▸ **EXERCISE AIM**
Every line from the one holding "Decode this image" through the one holding "What's the underlying" should be returned exactly, both included; the pictures should not.

▸ **DATA ROWS**
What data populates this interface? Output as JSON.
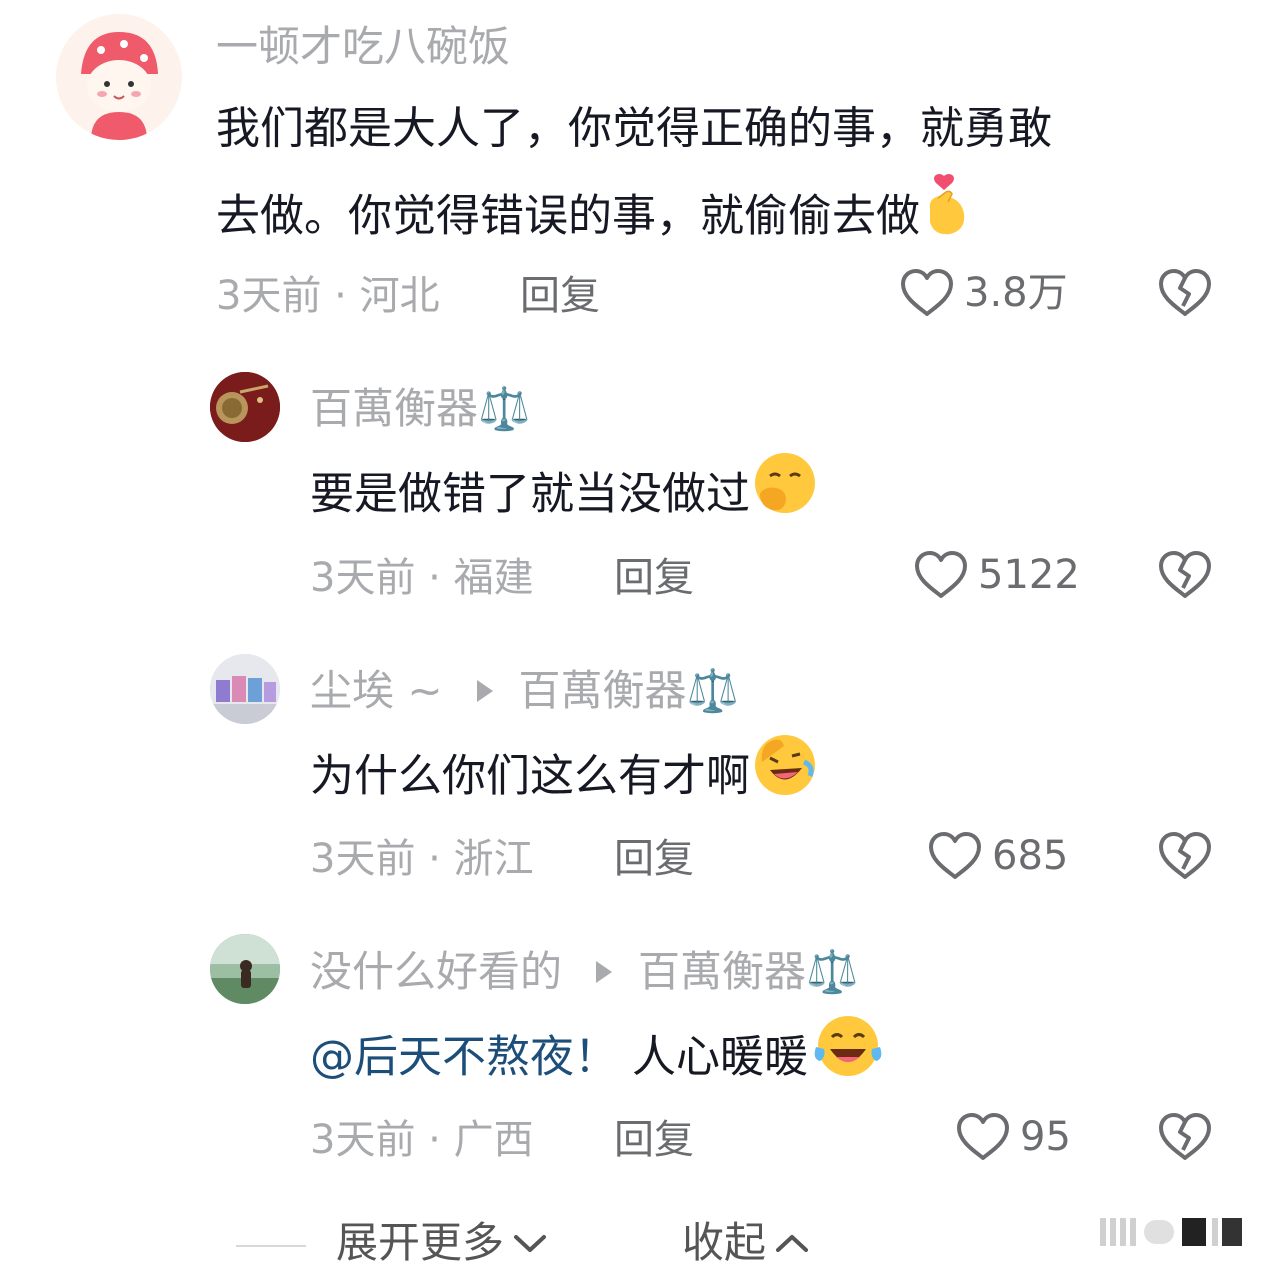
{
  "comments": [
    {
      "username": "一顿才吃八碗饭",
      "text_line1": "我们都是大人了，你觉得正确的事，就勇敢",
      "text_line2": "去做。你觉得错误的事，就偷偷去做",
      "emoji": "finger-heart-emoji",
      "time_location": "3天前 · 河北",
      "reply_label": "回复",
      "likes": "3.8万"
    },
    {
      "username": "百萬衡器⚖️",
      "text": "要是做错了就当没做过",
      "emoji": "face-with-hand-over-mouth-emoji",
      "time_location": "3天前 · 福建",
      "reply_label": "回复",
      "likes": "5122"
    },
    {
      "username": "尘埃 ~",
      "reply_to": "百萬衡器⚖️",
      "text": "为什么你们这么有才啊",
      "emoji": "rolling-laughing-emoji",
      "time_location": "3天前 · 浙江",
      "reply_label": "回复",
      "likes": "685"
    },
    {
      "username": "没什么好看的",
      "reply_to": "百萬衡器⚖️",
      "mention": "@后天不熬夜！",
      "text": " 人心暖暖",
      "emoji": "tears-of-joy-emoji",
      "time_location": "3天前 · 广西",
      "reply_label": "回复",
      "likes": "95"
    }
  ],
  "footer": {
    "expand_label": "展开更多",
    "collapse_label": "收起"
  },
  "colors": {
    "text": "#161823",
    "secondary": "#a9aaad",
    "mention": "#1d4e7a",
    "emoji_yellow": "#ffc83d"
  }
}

==

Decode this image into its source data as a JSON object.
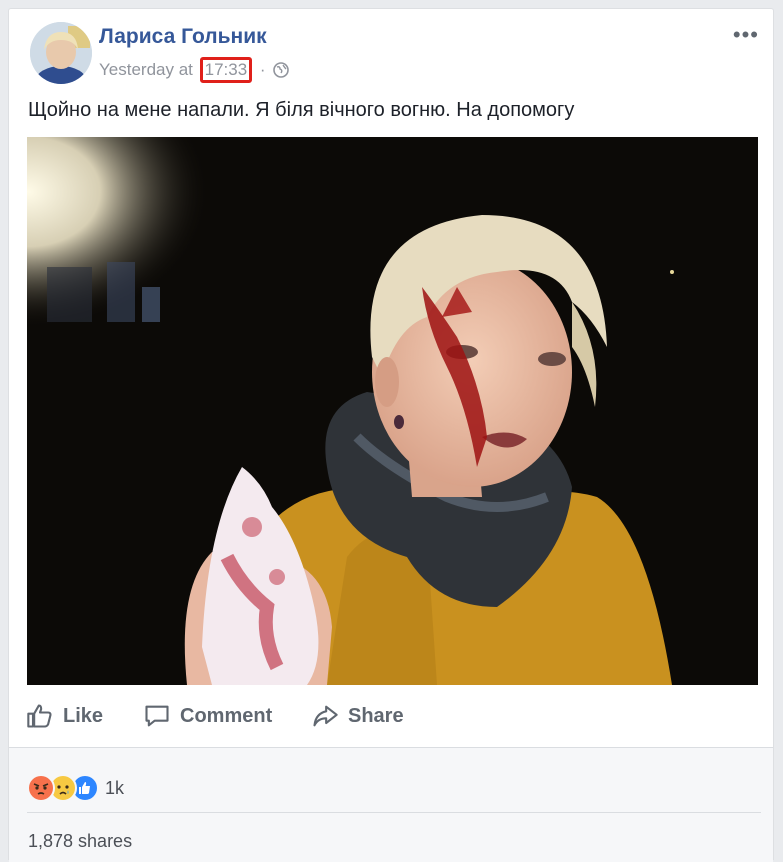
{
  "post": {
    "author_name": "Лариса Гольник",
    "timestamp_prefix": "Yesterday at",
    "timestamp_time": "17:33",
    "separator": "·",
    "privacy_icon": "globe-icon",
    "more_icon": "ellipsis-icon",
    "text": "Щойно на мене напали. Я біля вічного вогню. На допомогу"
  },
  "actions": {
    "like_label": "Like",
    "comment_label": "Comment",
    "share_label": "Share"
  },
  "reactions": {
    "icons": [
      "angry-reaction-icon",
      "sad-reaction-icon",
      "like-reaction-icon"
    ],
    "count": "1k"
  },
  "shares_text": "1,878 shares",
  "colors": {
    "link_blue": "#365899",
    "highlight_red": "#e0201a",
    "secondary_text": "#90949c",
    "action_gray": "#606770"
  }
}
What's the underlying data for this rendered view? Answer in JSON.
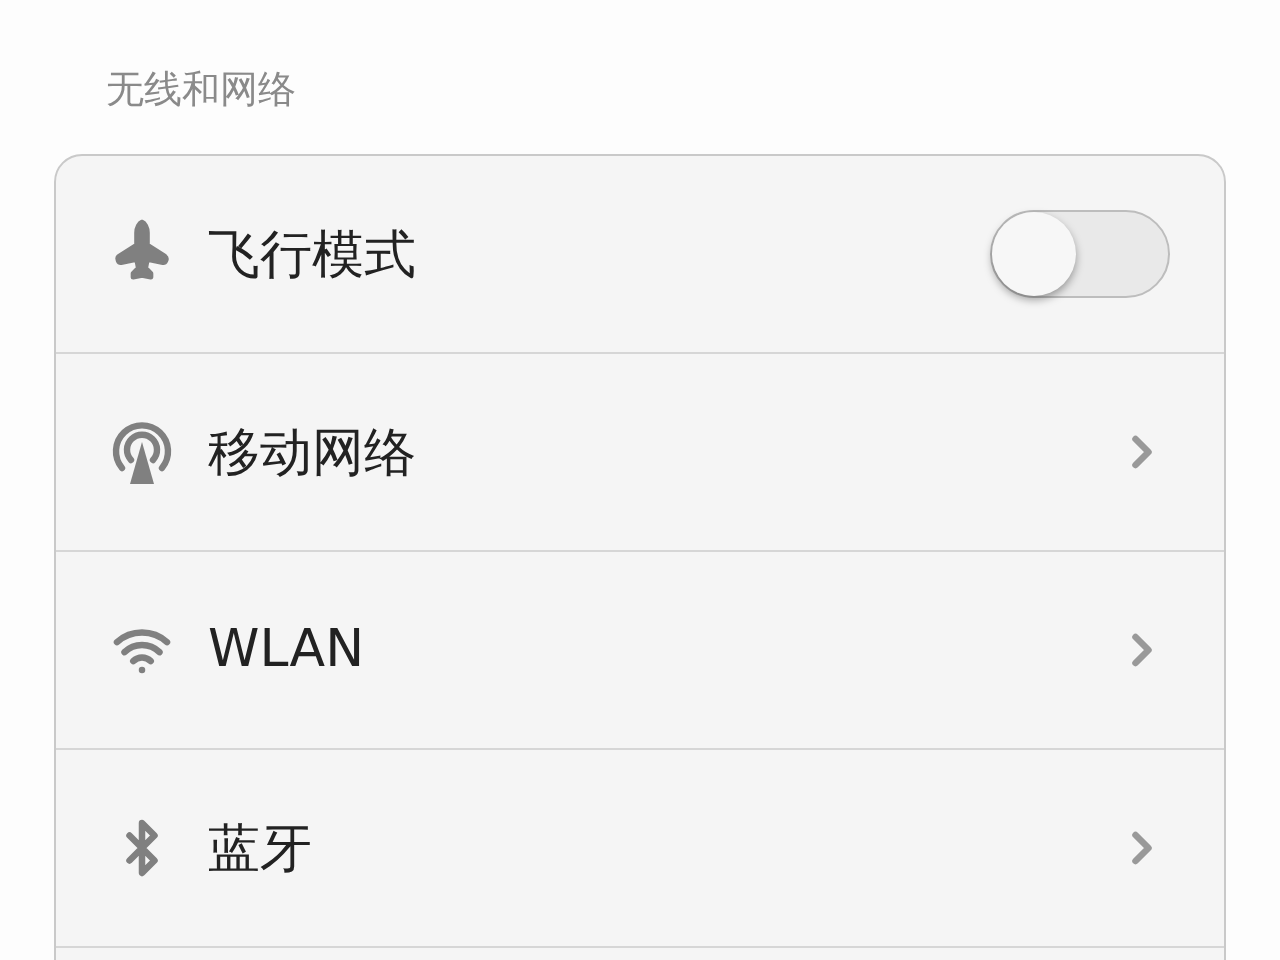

* * *

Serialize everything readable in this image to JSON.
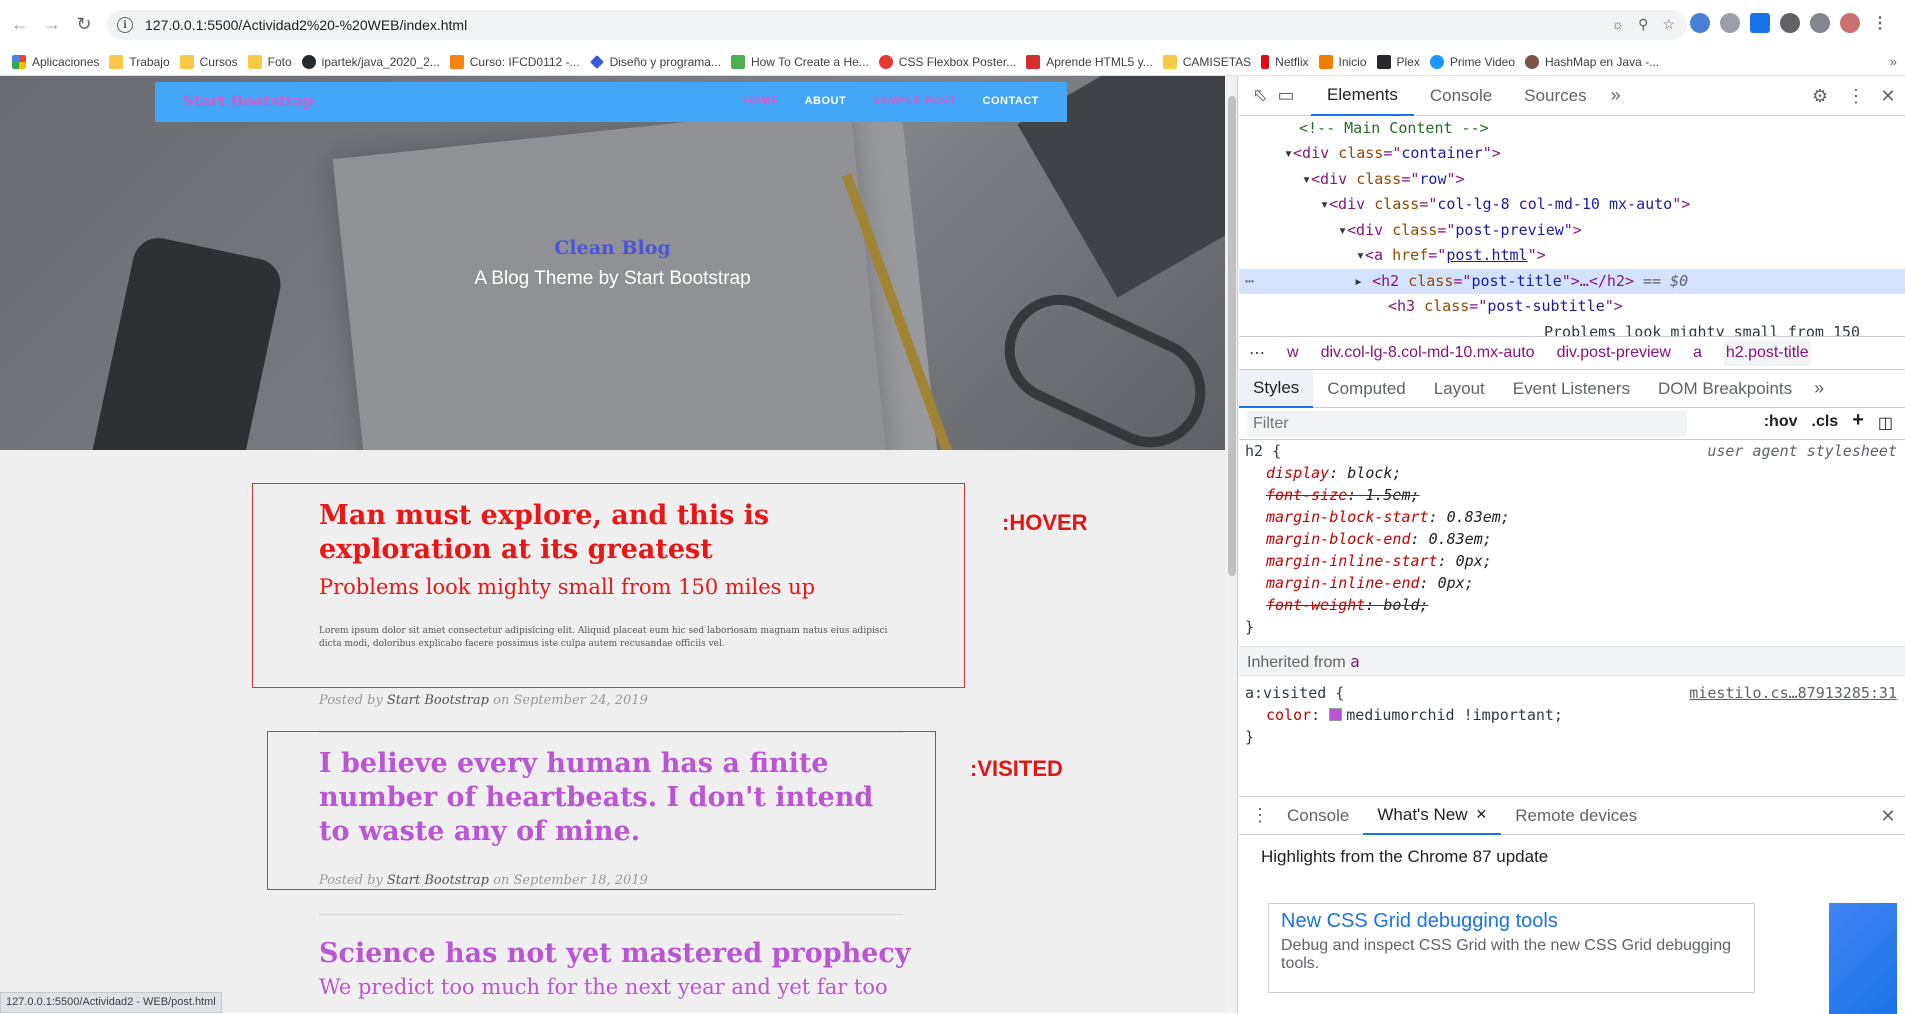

▸ **COMPLETE RESPONSE**
Decode this image into its source data as a JSON object.
{
  "post": {
    "author_name": "Лариса Гольник",
    "timestamp_prefix": "Yesterday at",
    "timestamp_time": "17:33",
    "separator": "·",
    "privacy_icon": "globe-icon",
    "more_icon": "ellipsis-icon",
    "text": "Щойно на мене напали. Я біля вічного вогню. На допомогу"
  },
  "actions": {
    "like_label": "Like",
    "comment_label": "Comment",
    "share_label": "Share"
  },
  "reactions": {
    "icons": [
      "angry-reaction-icon",
      "sad-reaction-icon",
      "like-reaction-icon"
    ],
    "count": "1k"
  },
  "shares_text": "1,878 shares",
  "colors": {
    "link_blue": "#365899",
    "highlight_red": "#e0201a",
    "secondary_text": "#90949c",
    "action_gray": "#606770"
  }
}
What's the underlying data for this rendered view? Answer in JSON.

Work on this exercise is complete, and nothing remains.